Your objective: Where a line of the listing below includes the word "Islands", reproduce that line.

# Start of Material shown

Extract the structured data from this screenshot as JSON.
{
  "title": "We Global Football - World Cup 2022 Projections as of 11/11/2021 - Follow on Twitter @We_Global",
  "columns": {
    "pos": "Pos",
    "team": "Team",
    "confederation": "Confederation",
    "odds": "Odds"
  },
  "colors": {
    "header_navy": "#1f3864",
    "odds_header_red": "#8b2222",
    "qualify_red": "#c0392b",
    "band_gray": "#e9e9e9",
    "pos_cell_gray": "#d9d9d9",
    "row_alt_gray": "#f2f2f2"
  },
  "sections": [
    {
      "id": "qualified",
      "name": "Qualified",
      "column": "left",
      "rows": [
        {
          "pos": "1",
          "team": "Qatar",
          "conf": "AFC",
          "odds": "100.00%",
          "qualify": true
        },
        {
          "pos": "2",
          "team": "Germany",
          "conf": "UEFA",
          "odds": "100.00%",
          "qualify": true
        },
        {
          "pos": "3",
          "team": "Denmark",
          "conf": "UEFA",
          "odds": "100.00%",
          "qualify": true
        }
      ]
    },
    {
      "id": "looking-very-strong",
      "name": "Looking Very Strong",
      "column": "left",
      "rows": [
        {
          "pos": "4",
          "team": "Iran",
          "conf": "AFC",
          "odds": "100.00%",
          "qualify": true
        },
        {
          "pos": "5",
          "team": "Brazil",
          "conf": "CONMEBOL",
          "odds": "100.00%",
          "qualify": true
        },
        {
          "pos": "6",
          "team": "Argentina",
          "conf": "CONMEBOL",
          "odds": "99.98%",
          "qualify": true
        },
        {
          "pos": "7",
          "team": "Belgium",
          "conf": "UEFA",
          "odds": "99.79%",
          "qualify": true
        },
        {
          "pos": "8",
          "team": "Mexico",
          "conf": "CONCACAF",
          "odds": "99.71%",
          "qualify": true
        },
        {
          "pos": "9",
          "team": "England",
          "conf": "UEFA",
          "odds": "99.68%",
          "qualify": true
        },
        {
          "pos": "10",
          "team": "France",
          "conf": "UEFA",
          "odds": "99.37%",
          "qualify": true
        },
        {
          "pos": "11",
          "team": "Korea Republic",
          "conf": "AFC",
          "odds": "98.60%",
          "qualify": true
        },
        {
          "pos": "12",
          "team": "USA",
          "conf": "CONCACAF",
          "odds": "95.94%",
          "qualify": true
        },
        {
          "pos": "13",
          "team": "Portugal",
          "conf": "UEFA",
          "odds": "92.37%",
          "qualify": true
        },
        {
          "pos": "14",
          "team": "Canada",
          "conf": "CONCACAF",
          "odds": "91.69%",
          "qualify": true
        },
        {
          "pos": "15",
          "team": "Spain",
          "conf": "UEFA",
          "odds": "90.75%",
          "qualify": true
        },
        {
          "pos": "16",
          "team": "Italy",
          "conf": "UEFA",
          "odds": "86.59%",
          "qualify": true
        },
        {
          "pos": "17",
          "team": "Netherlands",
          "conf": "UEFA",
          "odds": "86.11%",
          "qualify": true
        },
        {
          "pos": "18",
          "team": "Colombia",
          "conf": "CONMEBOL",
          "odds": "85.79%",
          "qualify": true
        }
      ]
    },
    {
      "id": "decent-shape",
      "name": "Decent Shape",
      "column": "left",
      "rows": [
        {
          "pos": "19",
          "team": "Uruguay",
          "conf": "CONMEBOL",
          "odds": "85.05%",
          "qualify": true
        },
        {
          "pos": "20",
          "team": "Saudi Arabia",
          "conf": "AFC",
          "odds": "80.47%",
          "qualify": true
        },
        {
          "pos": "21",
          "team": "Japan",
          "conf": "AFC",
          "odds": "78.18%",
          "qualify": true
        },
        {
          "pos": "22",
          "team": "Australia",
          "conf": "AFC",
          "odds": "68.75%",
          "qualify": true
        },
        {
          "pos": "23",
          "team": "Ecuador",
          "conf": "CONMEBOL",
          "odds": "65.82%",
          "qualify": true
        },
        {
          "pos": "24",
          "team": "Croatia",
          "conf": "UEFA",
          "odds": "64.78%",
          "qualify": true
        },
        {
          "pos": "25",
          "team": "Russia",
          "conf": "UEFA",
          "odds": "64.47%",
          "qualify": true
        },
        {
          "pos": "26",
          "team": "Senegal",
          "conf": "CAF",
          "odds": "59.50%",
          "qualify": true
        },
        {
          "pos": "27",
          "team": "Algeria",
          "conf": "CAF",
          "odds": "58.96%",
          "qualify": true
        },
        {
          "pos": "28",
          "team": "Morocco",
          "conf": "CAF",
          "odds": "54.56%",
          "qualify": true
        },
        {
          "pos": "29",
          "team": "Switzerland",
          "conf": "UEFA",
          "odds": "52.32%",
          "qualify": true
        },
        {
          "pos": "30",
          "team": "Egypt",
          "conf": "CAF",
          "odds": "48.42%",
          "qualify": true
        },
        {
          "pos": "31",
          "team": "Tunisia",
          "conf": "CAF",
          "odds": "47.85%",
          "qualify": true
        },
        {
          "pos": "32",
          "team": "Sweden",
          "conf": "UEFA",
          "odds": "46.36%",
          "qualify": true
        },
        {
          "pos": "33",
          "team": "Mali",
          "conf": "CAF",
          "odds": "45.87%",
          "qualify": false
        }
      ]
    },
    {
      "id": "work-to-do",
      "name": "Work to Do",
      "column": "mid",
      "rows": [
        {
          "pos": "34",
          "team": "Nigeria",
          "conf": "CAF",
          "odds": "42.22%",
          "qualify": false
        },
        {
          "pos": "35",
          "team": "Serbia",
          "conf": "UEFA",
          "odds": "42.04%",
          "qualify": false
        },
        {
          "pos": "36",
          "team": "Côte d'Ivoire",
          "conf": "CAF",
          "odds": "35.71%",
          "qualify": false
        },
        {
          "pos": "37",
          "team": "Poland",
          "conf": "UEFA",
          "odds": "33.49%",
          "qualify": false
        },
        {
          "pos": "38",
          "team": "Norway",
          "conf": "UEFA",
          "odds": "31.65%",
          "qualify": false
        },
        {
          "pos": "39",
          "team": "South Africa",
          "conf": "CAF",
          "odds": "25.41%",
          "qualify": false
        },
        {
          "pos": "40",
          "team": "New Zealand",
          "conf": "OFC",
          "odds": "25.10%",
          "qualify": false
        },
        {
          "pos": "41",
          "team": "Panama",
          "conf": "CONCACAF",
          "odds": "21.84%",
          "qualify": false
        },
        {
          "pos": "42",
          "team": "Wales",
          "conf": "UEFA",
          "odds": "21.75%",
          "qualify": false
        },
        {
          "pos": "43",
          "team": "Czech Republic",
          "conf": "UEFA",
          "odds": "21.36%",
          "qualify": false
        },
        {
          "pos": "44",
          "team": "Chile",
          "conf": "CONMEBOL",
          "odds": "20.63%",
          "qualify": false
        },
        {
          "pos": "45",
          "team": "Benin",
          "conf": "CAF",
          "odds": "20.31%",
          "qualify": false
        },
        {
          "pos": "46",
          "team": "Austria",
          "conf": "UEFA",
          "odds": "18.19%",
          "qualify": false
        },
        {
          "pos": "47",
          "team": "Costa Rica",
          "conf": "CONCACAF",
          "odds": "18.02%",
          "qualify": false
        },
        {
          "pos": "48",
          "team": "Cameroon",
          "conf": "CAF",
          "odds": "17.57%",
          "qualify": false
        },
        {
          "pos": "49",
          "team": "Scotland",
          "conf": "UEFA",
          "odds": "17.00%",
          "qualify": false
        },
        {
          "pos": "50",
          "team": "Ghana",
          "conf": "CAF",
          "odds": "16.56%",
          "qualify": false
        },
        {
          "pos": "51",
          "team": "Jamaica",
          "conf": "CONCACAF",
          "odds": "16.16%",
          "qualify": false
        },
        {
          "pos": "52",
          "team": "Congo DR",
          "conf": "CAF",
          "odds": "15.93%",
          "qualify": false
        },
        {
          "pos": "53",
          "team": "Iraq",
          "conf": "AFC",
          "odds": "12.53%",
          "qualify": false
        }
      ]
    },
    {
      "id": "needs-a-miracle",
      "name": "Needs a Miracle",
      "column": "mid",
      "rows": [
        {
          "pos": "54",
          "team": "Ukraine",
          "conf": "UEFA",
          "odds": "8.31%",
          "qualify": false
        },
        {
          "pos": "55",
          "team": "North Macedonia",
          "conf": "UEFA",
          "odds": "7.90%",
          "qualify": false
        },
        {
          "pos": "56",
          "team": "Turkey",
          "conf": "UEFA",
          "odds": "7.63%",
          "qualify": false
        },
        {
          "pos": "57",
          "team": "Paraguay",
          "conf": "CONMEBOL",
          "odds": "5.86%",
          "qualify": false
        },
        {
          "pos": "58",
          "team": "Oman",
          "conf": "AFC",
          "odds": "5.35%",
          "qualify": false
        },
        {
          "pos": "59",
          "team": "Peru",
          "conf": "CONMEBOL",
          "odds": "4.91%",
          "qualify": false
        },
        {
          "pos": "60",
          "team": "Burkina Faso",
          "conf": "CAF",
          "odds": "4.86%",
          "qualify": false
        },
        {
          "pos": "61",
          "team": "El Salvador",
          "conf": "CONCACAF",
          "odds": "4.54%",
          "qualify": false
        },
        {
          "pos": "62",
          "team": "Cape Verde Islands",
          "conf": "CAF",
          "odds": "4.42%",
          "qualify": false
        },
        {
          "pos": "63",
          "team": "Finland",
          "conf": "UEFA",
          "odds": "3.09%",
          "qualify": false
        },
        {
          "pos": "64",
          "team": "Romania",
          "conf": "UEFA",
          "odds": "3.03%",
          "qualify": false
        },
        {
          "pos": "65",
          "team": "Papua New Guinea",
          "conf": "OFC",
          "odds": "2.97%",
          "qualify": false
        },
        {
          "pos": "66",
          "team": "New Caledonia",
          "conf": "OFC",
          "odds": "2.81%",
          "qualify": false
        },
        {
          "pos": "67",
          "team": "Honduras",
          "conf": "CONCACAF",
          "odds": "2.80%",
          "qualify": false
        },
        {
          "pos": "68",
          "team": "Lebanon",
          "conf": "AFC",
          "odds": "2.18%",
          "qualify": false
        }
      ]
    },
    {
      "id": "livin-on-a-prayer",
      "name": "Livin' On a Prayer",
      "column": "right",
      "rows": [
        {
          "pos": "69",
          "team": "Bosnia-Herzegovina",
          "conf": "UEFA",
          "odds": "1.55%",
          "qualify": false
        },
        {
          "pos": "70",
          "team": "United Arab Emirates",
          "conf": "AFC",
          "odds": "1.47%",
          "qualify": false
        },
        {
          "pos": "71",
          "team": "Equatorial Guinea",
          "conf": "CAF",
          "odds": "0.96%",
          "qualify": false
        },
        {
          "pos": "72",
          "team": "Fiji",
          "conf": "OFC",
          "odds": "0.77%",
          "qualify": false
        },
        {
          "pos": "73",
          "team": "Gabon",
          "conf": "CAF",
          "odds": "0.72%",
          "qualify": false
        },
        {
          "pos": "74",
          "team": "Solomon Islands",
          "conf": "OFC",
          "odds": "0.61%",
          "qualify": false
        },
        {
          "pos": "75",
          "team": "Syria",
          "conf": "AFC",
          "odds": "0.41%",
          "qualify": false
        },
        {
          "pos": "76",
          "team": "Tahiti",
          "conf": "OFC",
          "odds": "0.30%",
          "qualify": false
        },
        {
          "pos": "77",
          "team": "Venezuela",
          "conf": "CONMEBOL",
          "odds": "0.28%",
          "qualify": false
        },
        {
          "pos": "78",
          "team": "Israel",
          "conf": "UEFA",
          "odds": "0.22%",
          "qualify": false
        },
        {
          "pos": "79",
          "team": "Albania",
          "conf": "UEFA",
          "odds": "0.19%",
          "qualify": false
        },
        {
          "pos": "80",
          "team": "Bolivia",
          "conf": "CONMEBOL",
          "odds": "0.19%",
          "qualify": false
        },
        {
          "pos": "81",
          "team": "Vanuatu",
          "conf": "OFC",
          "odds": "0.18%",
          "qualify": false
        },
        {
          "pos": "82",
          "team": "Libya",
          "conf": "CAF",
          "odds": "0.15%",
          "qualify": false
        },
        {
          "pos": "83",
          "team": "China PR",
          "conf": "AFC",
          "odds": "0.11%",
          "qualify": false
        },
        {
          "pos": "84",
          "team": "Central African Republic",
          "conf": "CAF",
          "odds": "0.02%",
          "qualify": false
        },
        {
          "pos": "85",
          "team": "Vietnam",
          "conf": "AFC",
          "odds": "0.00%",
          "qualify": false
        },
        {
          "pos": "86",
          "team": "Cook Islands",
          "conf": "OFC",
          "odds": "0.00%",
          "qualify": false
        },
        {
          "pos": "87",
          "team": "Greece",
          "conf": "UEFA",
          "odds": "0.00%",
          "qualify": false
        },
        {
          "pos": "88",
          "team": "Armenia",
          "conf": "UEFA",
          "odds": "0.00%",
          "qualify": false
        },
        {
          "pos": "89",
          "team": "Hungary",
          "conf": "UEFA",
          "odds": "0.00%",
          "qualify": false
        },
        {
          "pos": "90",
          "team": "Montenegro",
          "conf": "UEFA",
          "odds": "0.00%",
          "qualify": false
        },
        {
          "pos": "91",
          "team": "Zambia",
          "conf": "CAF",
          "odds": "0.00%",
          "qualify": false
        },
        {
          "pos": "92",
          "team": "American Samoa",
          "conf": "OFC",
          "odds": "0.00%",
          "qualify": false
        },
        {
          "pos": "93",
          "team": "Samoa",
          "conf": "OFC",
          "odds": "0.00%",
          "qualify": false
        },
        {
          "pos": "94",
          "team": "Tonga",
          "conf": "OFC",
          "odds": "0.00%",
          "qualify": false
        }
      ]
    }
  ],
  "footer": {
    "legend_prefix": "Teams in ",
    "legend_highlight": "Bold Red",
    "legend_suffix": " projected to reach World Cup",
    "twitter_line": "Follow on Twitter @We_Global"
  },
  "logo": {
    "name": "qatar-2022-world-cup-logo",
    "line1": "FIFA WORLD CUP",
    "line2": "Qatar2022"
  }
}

# End of Material shown

Answer to the exercise:
          "team": "Cape Verde Islands",
          "team": "Solomon Islands",
          "team": "Cook Islands",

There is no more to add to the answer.